[Start]
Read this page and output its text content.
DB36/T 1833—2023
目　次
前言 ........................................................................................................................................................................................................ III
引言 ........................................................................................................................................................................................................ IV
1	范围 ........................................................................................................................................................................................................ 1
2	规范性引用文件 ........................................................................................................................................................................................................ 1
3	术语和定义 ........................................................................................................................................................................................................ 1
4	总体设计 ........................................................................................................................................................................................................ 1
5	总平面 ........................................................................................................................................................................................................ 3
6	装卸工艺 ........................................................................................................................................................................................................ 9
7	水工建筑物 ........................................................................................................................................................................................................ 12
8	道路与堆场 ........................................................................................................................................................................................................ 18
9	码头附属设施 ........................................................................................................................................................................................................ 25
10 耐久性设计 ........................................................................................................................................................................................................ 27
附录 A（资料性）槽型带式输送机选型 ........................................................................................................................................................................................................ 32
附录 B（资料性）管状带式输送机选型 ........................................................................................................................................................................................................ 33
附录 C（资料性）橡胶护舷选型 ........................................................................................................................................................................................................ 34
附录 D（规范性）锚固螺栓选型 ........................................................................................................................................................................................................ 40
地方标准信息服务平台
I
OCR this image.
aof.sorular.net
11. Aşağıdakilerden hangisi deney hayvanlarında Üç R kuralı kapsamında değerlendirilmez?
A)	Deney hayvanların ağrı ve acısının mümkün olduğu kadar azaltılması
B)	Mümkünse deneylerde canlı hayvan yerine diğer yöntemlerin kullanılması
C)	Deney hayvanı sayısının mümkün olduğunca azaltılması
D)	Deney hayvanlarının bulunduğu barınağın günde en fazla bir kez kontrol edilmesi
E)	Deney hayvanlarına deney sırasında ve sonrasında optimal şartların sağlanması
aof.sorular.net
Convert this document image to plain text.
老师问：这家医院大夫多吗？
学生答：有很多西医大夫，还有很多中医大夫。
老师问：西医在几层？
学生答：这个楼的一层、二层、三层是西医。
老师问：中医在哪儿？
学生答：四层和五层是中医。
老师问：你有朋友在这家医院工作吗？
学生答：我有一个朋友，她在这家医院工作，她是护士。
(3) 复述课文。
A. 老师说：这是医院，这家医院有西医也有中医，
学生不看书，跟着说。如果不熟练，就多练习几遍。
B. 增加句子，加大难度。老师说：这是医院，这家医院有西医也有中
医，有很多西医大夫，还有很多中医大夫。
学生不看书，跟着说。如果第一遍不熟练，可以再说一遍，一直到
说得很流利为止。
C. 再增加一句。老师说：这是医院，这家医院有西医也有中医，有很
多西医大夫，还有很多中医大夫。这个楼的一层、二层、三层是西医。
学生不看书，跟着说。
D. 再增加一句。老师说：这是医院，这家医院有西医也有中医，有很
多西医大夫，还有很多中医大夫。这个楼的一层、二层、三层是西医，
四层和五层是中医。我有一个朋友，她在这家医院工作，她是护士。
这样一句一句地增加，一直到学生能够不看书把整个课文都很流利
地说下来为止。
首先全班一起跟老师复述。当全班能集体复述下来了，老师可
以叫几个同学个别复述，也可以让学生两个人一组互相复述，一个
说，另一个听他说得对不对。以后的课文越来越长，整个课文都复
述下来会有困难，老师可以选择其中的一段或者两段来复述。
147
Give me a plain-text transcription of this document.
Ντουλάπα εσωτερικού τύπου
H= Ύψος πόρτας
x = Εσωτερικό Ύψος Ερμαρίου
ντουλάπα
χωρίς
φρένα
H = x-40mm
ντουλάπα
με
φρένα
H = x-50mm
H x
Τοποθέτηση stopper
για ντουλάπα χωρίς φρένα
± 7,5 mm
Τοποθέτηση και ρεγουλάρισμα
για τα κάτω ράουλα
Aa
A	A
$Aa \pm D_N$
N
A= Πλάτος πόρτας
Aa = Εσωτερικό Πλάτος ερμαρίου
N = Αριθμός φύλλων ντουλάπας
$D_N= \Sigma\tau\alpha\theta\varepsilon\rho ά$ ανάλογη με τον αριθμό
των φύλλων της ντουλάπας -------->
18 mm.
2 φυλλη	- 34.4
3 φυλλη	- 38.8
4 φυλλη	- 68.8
[End]
Write down all the entries again without a single difference.

= Reply to the exercise =
Read this page and output its text content.
DB36/T 1833—2023
目　次
前言 ........................................................................................................................................................................................................ III
引言 ........................................................................................................................................................................................................ IV
1	范围 ........................................................................................................................................................................................................ 1
2	规范性引用文件 ........................................................................................................................................................................................................ 1
3	术语和定义 ........................................................................................................................................................................................................ 1
4	总体设计 ........................................................................................................................................................................................................ 1
5	总平面 ........................................................................................................................................................................................................ 3
6	装卸工艺 ........................................................................................................................................................................................................ 9
7	水工建筑物 ........................................................................................................................................................................................................ 12
8	道路与堆场 ........................................................................................................................................................................................................ 18
9	码头附属设施 ........................................................................................................................................................................................................ 25
10 耐久性设计 ........................................................................................................................................................................................................ 27
附录 A（资料性）槽型带式输送机选型 ........................................................................................................................................................................................................ 32
附录 B（资料性）管状带式输送机选型 ........................................................................................................................................................................................................ 33
附录 C（资料性）橡胶护舷选型 ........................................................................................................................................................................................................ 34
附录 D（规范性）锚固螺栓选型 ........................................................................................................................................................................................................ 40
地方标准信息服务平台
I
OCR this image.
aof.sorular.net
11. Aşağıdakilerden hangisi deney hayvanlarında Üç R kuralı kapsamında değerlendirilmez?
A)	Deney hayvanların ağrı ve acısının mümkün olduğu kadar azaltılması
B)	Mümkünse deneylerde canlı hayvan yerine diğer yöntemlerin kullanılması
C)	Deney hayvanı sayısının mümkün olduğunca azaltılması
D)	Deney hayvanlarının bulunduğu barınağın günde en fazla bir kez kontrol edilmesi
E)	Deney hayvanlarına deney sırasında ve sonrasında optimal şartların sağlanması
aof.sorular.net
Convert this document image to plain text.
老师问：这家医院大夫多吗？
学生答：有很多西医大夫，还有很多中医大夫。
老师问：西医在几层？
学生答：这个楼的一层、二层、三层是西医。
老师问：中医在哪儿？
学生答：四层和五层是中医。
老师问：你有朋友在这家医院工作吗？
学生答：我有一个朋友，她在这家医院工作，她是护士。
(3) 复述课文。
A. 老师说：这是医院，这家医院有西医也有中医，
学生不看书，跟着说。如果不熟练，就多练习几遍。
B. 增加句子，加大难度。老师说：这是医院，这家医院有西医也有中
医，有很多西医大夫，还有很多中医大夫。
学生不看书，跟着说。如果第一遍不熟练，可以再说一遍，一直到
说得很流利为止。
C. 再增加一句。老师说：这是医院，这家医院有西医也有中医，有很
多西医大夫，还有很多中医大夫。这个楼的一层、二层、三层是西医。
学生不看书，跟着说。
D. 再增加一句。老师说：这是医院，这家医院有西医也有中医，有很
多西医大夫，还有很多中医大夫。这个楼的一层、二层、三层是西医，
四层和五层是中医。我有一个朋友，她在这家医院工作，她是护士。
这样一句一句地增加，一直到学生能够不看书把整个课文都很流利
地说下来为止。
首先全班一起跟老师复述。当全班能集体复述下来了，老师可
以叫几个同学个别复述，也可以让学生两个人一组互相复述，一个
说，另一个听他说得对不对。以后的课文越来越长，整个课文都复
述下来会有困难，老师可以选择其中的一段或者两段来复述。
147
Give me a plain-text transcription of this document.
Ντουλάπα εσωτερικού τύπου
H= Ύψος πόρτας
x = Εσωτερικό Ύψος Ερμαρίου
ντουλάπα
χωρίς
φρένα
H = x-40mm
ντουλάπα
με
φρένα
H = x-50mm
H x
Τοποθέτηση stopper
για ντουλάπα χωρίς φρένα
± 7,5 mm
Τοποθέτηση και ρεγουλάρισμα
για τα κάτω ράουλα
Aa
A	A
$Aa \pm D_N$
N
A= Πλάτος πόρτας
Aa = Εσωτερικό Πλάτος ερμαρίου
N = Αριθμός φύλλων ντουλάπας
$D_N= \Sigma\tau\alpha\theta\varepsilon\rho ά$ ανάλογη με τον αριθμό
των φύλλων της ντουλάπας -------->
18 mm.
2 φυλλη	- 34.4
3 φυλλη	- 38.8
4 φυλλη	- 68.8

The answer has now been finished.